* [Task to carry out]: From the line with "Read all visible content and emit it as JSON." down to the final line of the material below, quote every line exactly and leave out all lines before it.

* [Supplied entries]:
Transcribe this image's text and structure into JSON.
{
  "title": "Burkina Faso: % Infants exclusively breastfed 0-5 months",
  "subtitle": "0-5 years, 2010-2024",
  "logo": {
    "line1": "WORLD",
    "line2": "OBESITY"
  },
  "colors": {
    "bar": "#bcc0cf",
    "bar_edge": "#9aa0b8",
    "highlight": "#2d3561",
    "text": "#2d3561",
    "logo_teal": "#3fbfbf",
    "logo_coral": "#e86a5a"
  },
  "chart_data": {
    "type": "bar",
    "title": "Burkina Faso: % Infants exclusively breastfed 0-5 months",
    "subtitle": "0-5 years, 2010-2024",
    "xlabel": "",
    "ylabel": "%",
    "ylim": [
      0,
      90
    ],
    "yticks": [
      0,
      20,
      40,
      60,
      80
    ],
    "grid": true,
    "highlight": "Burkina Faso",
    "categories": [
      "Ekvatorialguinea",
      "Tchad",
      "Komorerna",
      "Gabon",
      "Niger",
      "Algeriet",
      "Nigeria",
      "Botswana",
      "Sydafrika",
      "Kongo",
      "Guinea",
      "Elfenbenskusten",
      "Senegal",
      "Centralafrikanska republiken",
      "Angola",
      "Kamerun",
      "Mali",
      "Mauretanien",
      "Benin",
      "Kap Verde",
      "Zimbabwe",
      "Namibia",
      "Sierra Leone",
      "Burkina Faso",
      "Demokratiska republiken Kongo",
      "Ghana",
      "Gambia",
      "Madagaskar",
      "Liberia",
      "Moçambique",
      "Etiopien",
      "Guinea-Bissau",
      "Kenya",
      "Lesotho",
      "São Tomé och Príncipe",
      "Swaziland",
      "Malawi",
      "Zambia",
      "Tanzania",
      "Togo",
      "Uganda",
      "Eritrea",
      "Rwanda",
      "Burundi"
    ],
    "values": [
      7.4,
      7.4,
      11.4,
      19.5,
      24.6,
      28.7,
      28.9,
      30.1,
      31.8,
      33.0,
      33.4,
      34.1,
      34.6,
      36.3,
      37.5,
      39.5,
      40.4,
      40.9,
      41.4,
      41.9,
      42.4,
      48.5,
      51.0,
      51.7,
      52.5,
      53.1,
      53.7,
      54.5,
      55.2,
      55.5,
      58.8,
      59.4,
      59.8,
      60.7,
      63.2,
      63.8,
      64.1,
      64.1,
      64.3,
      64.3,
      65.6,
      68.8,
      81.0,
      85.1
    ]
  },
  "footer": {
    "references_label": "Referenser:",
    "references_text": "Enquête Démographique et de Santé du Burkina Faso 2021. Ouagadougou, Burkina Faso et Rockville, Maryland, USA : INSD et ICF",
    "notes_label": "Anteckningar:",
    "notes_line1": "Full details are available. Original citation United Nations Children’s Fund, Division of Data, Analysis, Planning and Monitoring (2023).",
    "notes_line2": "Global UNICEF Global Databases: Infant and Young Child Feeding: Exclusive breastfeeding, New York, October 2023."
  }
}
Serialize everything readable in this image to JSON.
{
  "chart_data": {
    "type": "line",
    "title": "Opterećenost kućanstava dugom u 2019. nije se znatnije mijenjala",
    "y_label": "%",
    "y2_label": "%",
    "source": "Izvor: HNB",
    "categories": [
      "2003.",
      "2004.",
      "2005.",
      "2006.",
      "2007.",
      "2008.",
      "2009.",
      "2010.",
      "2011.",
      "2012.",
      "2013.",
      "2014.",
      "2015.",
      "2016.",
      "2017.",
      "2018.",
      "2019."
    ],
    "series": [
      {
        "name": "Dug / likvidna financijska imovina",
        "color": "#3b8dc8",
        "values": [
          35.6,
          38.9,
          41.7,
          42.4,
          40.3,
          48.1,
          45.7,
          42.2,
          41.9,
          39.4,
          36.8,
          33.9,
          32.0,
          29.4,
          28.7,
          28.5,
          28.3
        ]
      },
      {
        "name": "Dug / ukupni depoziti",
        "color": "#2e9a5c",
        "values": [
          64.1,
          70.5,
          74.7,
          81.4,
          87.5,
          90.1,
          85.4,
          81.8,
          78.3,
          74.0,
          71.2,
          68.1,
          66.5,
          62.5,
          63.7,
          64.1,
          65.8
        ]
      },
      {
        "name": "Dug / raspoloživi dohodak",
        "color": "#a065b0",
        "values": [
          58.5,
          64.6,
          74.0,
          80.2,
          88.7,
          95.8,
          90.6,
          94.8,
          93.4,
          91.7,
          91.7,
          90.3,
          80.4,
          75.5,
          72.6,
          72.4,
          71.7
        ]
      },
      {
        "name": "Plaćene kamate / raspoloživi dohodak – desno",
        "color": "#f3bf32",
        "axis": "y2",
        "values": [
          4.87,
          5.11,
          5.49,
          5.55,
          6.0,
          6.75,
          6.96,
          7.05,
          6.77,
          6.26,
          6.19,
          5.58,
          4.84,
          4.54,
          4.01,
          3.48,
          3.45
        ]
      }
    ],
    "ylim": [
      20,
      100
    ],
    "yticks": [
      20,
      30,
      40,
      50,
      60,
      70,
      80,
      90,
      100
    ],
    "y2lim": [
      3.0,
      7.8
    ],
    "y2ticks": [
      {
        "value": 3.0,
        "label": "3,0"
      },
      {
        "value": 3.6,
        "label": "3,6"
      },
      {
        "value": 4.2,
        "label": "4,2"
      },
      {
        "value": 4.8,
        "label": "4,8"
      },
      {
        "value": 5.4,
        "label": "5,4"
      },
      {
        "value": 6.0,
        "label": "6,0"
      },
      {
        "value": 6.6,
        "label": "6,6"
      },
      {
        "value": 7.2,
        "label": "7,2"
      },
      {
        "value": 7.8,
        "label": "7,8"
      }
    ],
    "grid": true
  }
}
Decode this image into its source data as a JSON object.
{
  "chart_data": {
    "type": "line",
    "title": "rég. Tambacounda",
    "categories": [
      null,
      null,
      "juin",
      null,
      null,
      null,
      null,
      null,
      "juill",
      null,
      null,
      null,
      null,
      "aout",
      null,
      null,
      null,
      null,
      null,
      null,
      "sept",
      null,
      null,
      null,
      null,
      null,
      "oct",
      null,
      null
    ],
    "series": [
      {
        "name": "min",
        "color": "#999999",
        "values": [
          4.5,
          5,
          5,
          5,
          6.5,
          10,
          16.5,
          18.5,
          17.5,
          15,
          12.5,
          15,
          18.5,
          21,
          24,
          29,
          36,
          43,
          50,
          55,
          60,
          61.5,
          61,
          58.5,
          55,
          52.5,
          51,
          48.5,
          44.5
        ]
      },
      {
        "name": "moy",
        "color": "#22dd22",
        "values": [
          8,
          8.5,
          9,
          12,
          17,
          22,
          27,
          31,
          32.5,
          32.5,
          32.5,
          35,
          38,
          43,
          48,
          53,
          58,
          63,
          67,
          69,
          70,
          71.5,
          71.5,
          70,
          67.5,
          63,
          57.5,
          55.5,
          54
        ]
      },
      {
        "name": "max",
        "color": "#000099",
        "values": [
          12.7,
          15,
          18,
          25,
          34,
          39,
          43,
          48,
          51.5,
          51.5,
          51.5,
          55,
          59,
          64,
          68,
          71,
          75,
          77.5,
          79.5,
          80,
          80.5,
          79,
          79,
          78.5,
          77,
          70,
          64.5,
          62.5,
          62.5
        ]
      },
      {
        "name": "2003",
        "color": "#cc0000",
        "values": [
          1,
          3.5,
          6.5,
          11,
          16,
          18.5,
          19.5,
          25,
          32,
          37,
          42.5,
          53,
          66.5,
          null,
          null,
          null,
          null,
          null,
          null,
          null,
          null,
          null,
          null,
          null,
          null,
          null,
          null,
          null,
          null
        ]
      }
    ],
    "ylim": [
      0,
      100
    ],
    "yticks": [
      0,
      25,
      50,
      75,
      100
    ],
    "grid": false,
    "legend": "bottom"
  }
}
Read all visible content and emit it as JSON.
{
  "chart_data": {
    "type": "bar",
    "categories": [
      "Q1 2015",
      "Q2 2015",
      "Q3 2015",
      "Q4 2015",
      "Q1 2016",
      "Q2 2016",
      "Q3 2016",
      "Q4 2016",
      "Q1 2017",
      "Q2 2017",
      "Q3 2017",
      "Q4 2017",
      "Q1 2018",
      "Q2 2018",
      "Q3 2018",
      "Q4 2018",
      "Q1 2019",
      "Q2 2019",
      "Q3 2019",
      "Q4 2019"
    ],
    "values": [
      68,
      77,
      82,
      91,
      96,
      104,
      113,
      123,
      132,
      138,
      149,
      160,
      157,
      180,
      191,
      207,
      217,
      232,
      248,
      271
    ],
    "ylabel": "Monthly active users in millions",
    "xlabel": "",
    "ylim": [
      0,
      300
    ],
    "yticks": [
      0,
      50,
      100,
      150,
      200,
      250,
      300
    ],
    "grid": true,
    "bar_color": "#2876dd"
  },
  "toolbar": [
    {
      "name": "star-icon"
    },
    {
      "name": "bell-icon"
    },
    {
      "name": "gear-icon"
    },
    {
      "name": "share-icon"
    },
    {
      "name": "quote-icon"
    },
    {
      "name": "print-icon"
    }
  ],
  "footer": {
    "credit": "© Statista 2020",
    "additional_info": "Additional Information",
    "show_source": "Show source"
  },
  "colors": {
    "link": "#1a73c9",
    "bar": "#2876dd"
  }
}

* [Completed task]:
Read all visible content and emit it as JSON.
{
  "chart_data": {
    "type": "bar",
    "categories": [
      "Q1 2015",
      "Q2 2015",
      "Q3 2015",
      "Q4 2015",
      "Q1 2016",
      "Q2 2016",
      "Q3 2016",
      "Q4 2016",
      "Q1 2017",
      "Q2 2017",
      "Q3 2017",
      "Q4 2017",
      "Q1 2018",
      "Q2 2018",
      "Q3 2018",
      "Q4 2018",
      "Q1 2019",
      "Q2 2019",
      "Q3 2019",
      "Q4 2019"
    ],
    "values": [
      68,
      77,
      82,
      91,
      96,
      104,
      113,
      123,
      132,
      138,
      149,
      160,
      157,
      180,
      191,
      207,
      217,
      232,
      248,
      271
    ],
    "ylabel": "Monthly active users in millions",
    "xlabel": "",
    "ylim": [
      0,
      300
    ],
    "yticks": [
      0,
      50,
      100,
      150,
      200,
      250,
      300
    ],
    "grid": true,
    "bar_color": "#2876dd"
  },
  "toolbar": [
    {
      "name": "star-icon"
    },
    {
      "name": "bell-icon"
    },
    {
      "name": "gear-icon"
    },
    {
      "name": "share-icon"
    },
    {
      "name": "quote-icon"
    },
    {
      "name": "print-icon"
    }
  ],
  "footer": {
    "credit": "© Statista 2020",
    "additional_info": "Additional Information",
    "show_source": "Show source"
  },
  "colors": {
    "link": "#1a73c9",
    "bar": "#2876dd"
  }
}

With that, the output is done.